Texto para leer:
Escribe Karina Miñano
Hace unos días regresé del primer Festival Internacional de Poesía de Casablanca, y aún no logro desembarcar por completo. No por el viaje en sí, ni por el cansancio, sino porque mi cuerpo sigue vibrando con esas voces que allí se alzaron, con los gestos, los silencios y los versos que cruzaron el aire como pájaros de múltiples plumajes. Vengo de estar siete días en un territorio donde la poesía fue el idioma en común, aunque viniera envuelta en lenguas que no comprendo. Y a pesar de ello, la entendí. Porque algo se abre cuando un poema es verdadero: llega antes que las palabras. O quizás, más allá de ellas.
Me invitaron a representar al Perú en este encuentro. Había poetas de Marruecos, Túnez, Estados Unidos, Iraq, Dubái, Siria, Indonesia, India, Kuwait, Egipto, Arabia Saudita, Australia, Países Bajos y Perú. Poemas escritos originalmente en inglés, neerlandés, indonesio y español fueron traducidos al árabe. En mi caso, dos poetas marroquíes, Fadwa Al-Zayani e Imane El Khattabi cuyas voces se quedaron conmigo, leyeron mis poemas en árabe. No entendí ni una sola palabra de su lectura, pero me emocioné. ¿Por qué? Porque creo que la poesía bien dicha, con el cuerpo, con el aliento, con la música interna de quien la encarna, llega sin pasaporte.

Entradas dadas:
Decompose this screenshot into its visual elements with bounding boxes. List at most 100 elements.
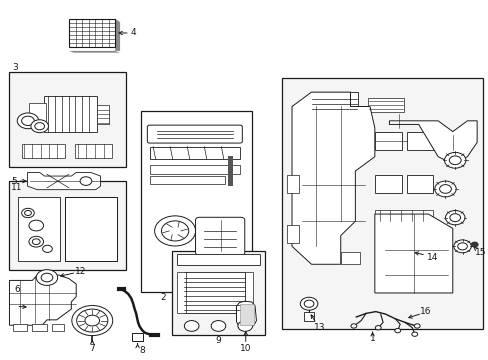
Polygon shape <box>69 51 120 53</box>
Text: 16: 16 <box>419 307 430 316</box>
Polygon shape <box>374 214 452 293</box>
Bar <box>149 165 240 174</box>
Bar <box>374 211 432 221</box>
Circle shape <box>161 221 188 241</box>
Circle shape <box>32 239 40 244</box>
Text: 8: 8 <box>139 346 144 355</box>
Bar <box>227 156 232 186</box>
Circle shape <box>470 242 477 247</box>
Circle shape <box>238 320 252 331</box>
Circle shape <box>41 273 53 282</box>
Polygon shape <box>115 19 120 51</box>
Circle shape <box>85 315 100 326</box>
Circle shape <box>35 123 44 130</box>
Text: 7: 7 <box>89 344 95 353</box>
Circle shape <box>453 240 470 253</box>
Circle shape <box>72 306 113 336</box>
Circle shape <box>449 214 460 222</box>
Circle shape <box>375 325 380 330</box>
Bar <box>75 144 112 158</box>
Circle shape <box>31 120 48 133</box>
Text: 5: 5 <box>11 176 17 185</box>
Bar <box>367 98 403 112</box>
Circle shape <box>444 152 465 168</box>
Bar <box>311 92 357 112</box>
Circle shape <box>445 211 464 225</box>
Bar <box>132 333 142 341</box>
Circle shape <box>24 211 31 216</box>
Circle shape <box>77 309 108 332</box>
Bar <box>97 105 109 125</box>
Bar <box>282 78 482 329</box>
Bar <box>32 324 47 331</box>
Circle shape <box>457 243 467 250</box>
Bar <box>304 312 313 320</box>
Text: 15: 15 <box>474 248 486 257</box>
Bar <box>9 181 126 270</box>
Polygon shape <box>388 121 476 164</box>
Text: 4: 4 <box>131 28 136 37</box>
Polygon shape <box>74 22 120 51</box>
Bar <box>149 147 240 159</box>
Circle shape <box>411 332 417 336</box>
Bar <box>406 175 432 193</box>
Bar <box>13 324 27 331</box>
Text: 3: 3 <box>12 63 18 72</box>
Circle shape <box>29 220 43 231</box>
Circle shape <box>394 328 400 333</box>
Circle shape <box>80 177 92 185</box>
Circle shape <box>439 185 450 193</box>
Bar <box>240 304 253 325</box>
Bar <box>141 111 251 292</box>
Text: 6: 6 <box>14 285 20 294</box>
Bar <box>245 272 252 314</box>
FancyBboxPatch shape <box>147 125 242 143</box>
Bar <box>286 175 299 193</box>
Circle shape <box>21 208 34 218</box>
Text: 14: 14 <box>426 253 437 262</box>
Circle shape <box>211 320 225 331</box>
Bar <box>21 144 65 158</box>
Bar <box>43 96 97 132</box>
Circle shape <box>29 236 43 247</box>
Bar <box>340 252 360 264</box>
Polygon shape <box>236 301 256 328</box>
FancyBboxPatch shape <box>195 217 244 255</box>
Text: 11: 11 <box>11 183 22 192</box>
Bar <box>52 324 64 331</box>
Circle shape <box>184 320 199 331</box>
Bar <box>374 132 401 149</box>
Bar <box>184 272 245 314</box>
Text: 12: 12 <box>75 267 86 276</box>
Bar <box>177 254 259 265</box>
Bar <box>18 197 60 261</box>
Text: 10: 10 <box>240 344 251 353</box>
Circle shape <box>42 245 52 252</box>
Circle shape <box>350 324 356 328</box>
Bar <box>286 225 299 243</box>
Bar <box>149 176 225 184</box>
Polygon shape <box>291 92 374 264</box>
Bar <box>374 175 401 193</box>
Bar <box>69 19 115 47</box>
Text: 9: 9 <box>215 336 221 345</box>
Polygon shape <box>9 275 76 325</box>
Circle shape <box>413 324 419 328</box>
Text: 13: 13 <box>313 323 325 332</box>
Circle shape <box>300 297 317 310</box>
Bar <box>65 197 117 261</box>
Bar <box>177 272 185 314</box>
Circle shape <box>17 113 39 129</box>
Bar <box>29 103 46 125</box>
Circle shape <box>36 270 58 285</box>
Bar <box>406 132 432 149</box>
Bar <box>172 251 264 335</box>
Bar <box>9 72 126 167</box>
Circle shape <box>154 216 195 246</box>
Text: 1: 1 <box>369 334 375 343</box>
Polygon shape <box>27 172 101 190</box>
Text: 2: 2 <box>160 293 165 302</box>
Circle shape <box>21 116 34 126</box>
Circle shape <box>304 300 313 307</box>
Circle shape <box>448 156 460 165</box>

Tareas:
[A] Reproduce el pasaje de la crónica sobre el festival de poesía de Casablanca que empieza en "Escribe Karina Miñano" y termina en "allá de ellas.", renombrando "Casablanca" como "Marrakech".
[B] Continúa la crónica sobre el festival de poesía de Casablanca a partir de su última oración.

Respuestas:
[A]
Escribe Karina Miñano
Hace unos días regresé del primer Festival Internacional de Poesía de Marrakech, y aún no logro desembarcar por completo. No por el viaje en sí, ni por el cansancio, sino porque mi cuerpo sigue vibrando con esas voces que allí se alzaron, con los gestos, los silencios y los versos que cruzaron el aire como pájaros de múltiples plumajes. Vengo de estar siete días en un territorio donde la poesía fue el idioma en común, aunque viniera envuelta en lenguas que no comprendo. Y a pesar de ello, la entendí. Porque algo se abre cuando un poema es verdadero: llega antes que las palabras. O quizás, más allá de ellas.

[B]
El festival fue organizado por los poetas Mohammad Al Amin (Iraq, residente en Países Bajos), Abdul Rahim AlKhasar y el escritor Abdelrahman Chakib (Marruecos), y tuvo como propósito crear puentes entre culturas a través de la palabra poética. Durante la inauguración en el hotel Gran Mogador se rindió homenaje al reconocido poeta marroquí Mohamed Aniba El Hamri quien falleció hace seis meses. En esos días compartimos historias, nos aplaudimos, comimos juntos, recorrimos la ciudad y cultivamos nuevas amistades. Pero, sobre todo, se respiraba poesía en todos lados.
Luego, muchas preguntas me acompañaron en el viaje de regreso: ¿qué papel cumple la traducción en la poesía, si es que el poema puede llegar incluso sin ser comprendido en su idioma original? ¿Qué se traduce cuando se traduce poesía? ¿Y qué se pierde?
Mucho se ha dicho sobre la traición implícita en toda traducción. Lo dijo el escritor y filósofo Umberto Eco: «traducir significa siempre limar algunas de las consecuencias que el término original implicaba. En este sentido, al traducir, no se dice nunca lo mismo.». Ese parecido no es simple. El poeta-traductor camina por la cuerda floja: debe ser fiel sin ser esclavo, creativo sin apropiarse, humilde para no borrar la voz ajena y audaz para darle vida en otro idioma.

Yo no pude revisar la traducción al árabe hecha a mis poemas. No supe si eligieron la metáfora precisa o si lograron mantener el ritmo contenido del verso. Pero cuando escuché la lectura, algo en mí se estremeció. La voz de Fadwa, y luego la de Imane, alzó mi poema «Y te vas» como si hubiera nacido en su garganta. Fue entonces que comprendí una verdad elemental: a veces, la traducción es también encarnación.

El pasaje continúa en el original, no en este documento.